START SOURCE DATA
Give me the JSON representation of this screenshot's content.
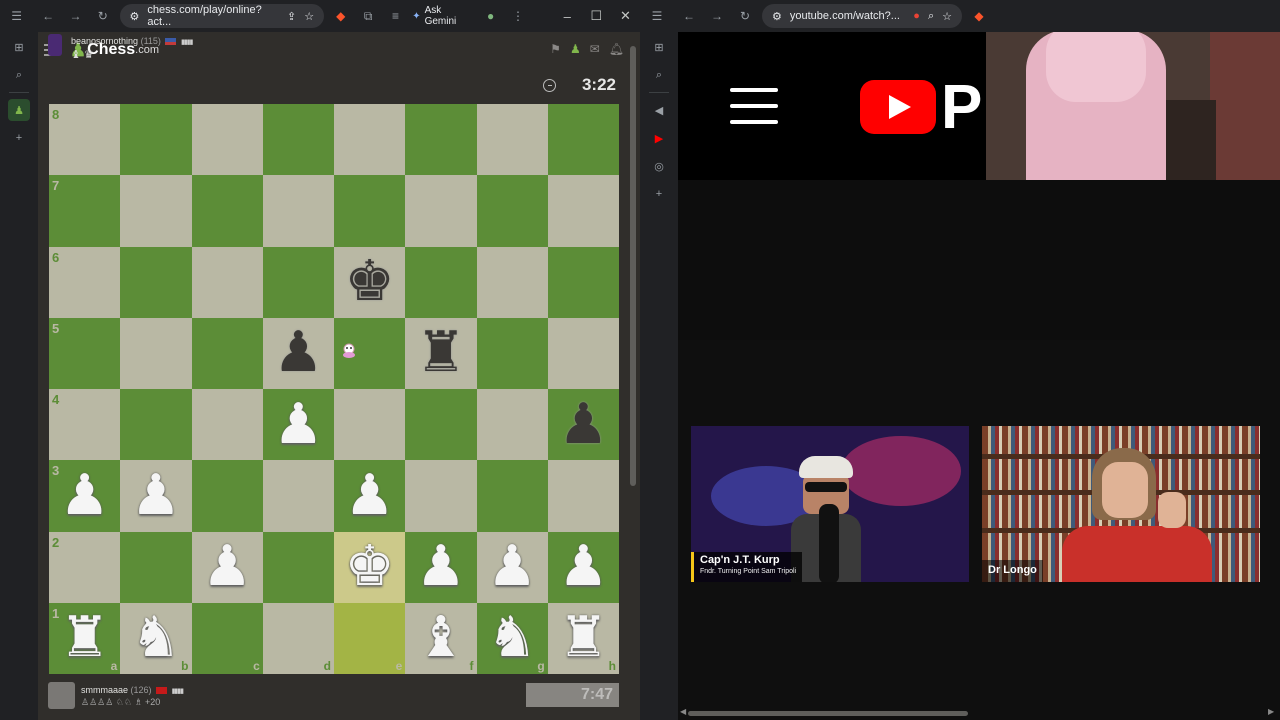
{
  "left_browser": {
    "url": "chess.com/play/online?act...",
    "gemini_label": "Ask Gemini"
  },
  "chess": {
    "logo_text": "Chess",
    "logo_suffix": ".com",
    "opponent": {
      "name": "beanosornothing",
      "rating": "(115)",
      "captured": "♝ ♛",
      "clock": "3:22"
    },
    "player": {
      "name": "smmmaaae",
      "rating": "(126)",
      "captured": "+20",
      "clock": "7:47"
    },
    "ranks": [
      "8",
      "7",
      "6",
      "5",
      "4",
      "3",
      "2",
      "1"
    ],
    "files": [
      "a",
      "b",
      "c",
      "d",
      "e",
      "f",
      "g",
      "h"
    ],
    "pieces": [
      {
        "sq": "e6",
        "glyph": "♚",
        "color": "b"
      },
      {
        "sq": "d5",
        "glyph": "♟",
        "color": "b"
      },
      {
        "sq": "f5",
        "glyph": "♜",
        "color": "b"
      },
      {
        "sq": "d4",
        "glyph": "♟",
        "color": "w"
      },
      {
        "sq": "h4",
        "glyph": "♟",
        "color": "b"
      },
      {
        "sq": "a3",
        "glyph": "♟",
        "color": "w"
      },
      {
        "sq": "b3",
        "glyph": "♟",
        "color": "w"
      },
      {
        "sq": "e3",
        "glyph": "♟",
        "color": "w"
      },
      {
        "sq": "c2",
        "glyph": "♟",
        "color": "w"
      },
      {
        "sq": "e2",
        "glyph": "♚",
        "color": "w"
      },
      {
        "sq": "f2",
        "glyph": "♟",
        "color": "w"
      },
      {
        "sq": "g2",
        "glyph": "♟",
        "color": "w"
      },
      {
        "sq": "h2",
        "glyph": "♟",
        "color": "w"
      },
      {
        "sq": "a1",
        "glyph": "♜",
        "color": "w"
      },
      {
        "sq": "b1",
        "glyph": "♞",
        "color": "w"
      },
      {
        "sq": "f1",
        "glyph": "♝",
        "color": "w"
      },
      {
        "sq": "g1",
        "glyph": "♞",
        "color": "w"
      },
      {
        "sq": "h1",
        "glyph": "♜",
        "color": "w"
      }
    ],
    "highlighted": [
      "e2",
      "e1"
    ],
    "colors": {
      "light": "#b9b8a4",
      "dark": "#5c8d37"
    }
  },
  "right_browser": {
    "url": "youtube.com/watch?..."
  },
  "youtube": {
    "banner_text": "Pr",
    "guest1": {
      "name": "Cap'n J.T. Kurp",
      "subtitle": "Fndr. Turning Point Sam Tripoli"
    },
    "guest2": {
      "name": "Dr Longo"
    }
  },
  "icons": {
    "back": "back-arrow-icon",
    "reload": "reload-icon",
    "star": "bookmark-star-icon",
    "menu": "menu-icon"
  }
}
END SOURCE DATA
## STATED EXERCISE
Reproduce the material above in full and without alteration, but skip all pictures.

## WORKED ANSWER
Give me the JSON representation of this screenshot's content.
{
  "left_browser": {
    "url": "chess.com/play/online?act...",
    "gemini_label": "Ask Gemini"
  },
  "chess": {
    "logo_text": "Chess",
    "logo_suffix": ".com",
    "opponent": {
      "name": "beanosornothing",
      "rating": "(115)",
      "captured": "♝ ♛",
      "clock": "3:22"
    },
    "player": {
      "name": "smmmaaae",
      "rating": "(126)",
      "captured": "+20",
      "clock": "7:47"
    },
    "ranks": [
      "8",
      "7",
      "6",
      "5",
      "4",
      "3",
      "2",
      "1"
    ],
    "files": [
      "a",
      "b",
      "c",
      "d",
      "e",
      "f",
      "g",
      "h"
    ],
    "pieces": [
      {
        "sq": "e6",
        "glyph": "♚",
        "color": "b"
      },
      {
        "sq": "d5",
        "glyph": "♟",
        "color": "b"
      },
      {
        "sq": "f5",
        "glyph": "♜",
        "color": "b"
      },
      {
        "sq": "d4",
        "glyph": "♟",
        "color": "w"
      },
      {
        "sq": "h4",
        "glyph": "♟",
        "color": "b"
      },
      {
        "sq": "a3",
        "glyph": "♟",
        "color": "w"
      },
      {
        "sq": "b3",
        "glyph": "♟",
        "color": "w"
      },
      {
        "sq": "e3",
        "glyph": "♟",
        "color": "w"
      },
      {
        "sq": "c2",
        "glyph": "♟",
        "color": "w"
      },
      {
        "sq": "e2",
        "glyph": "♚",
        "color": "w"
      },
      {
        "sq": "f2",
        "glyph": "♟",
        "color": "w"
      },
      {
        "sq": "g2",
        "glyph": "♟",
        "color": "w"
      },
      {
        "sq": "h2",
        "glyph": "♟",
        "color": "w"
      },
      {
        "sq": "a1",
        "glyph": "♜",
        "color": "w"
      },
      {
        "sq": "b1",
        "glyph": "♞",
        "color": "w"
      },
      {
        "sq": "f1",
        "glyph": "♝",
        "color": "w"
      },
      {
        "sq": "g1",
        "glyph": "♞",
        "color": "w"
      },
      {
        "sq": "h1",
        "glyph": "♜",
        "color": "w"
      }
    ],
    "highlighted": [
      "e2",
      "e1"
    ],
    "colors": {
      "light": "#b9b8a4",
      "dark": "#5c8d37"
    }
  },
  "right_browser": {
    "url": "youtube.com/watch?..."
  },
  "youtube": {
    "banner_text": "Pr",
    "guest1": {
      "name": "Cap'n J.T. Kurp",
      "subtitle": "Fndr. Turning Point Sam Tripoli"
    },
    "guest2": {
      "name": "Dr Longo"
    }
  },
  "icons": {
    "back": "back-arrow-icon",
    "reload": "reload-icon",
    "star": "bookmark-star-icon",
    "menu": "menu-icon"
  }
}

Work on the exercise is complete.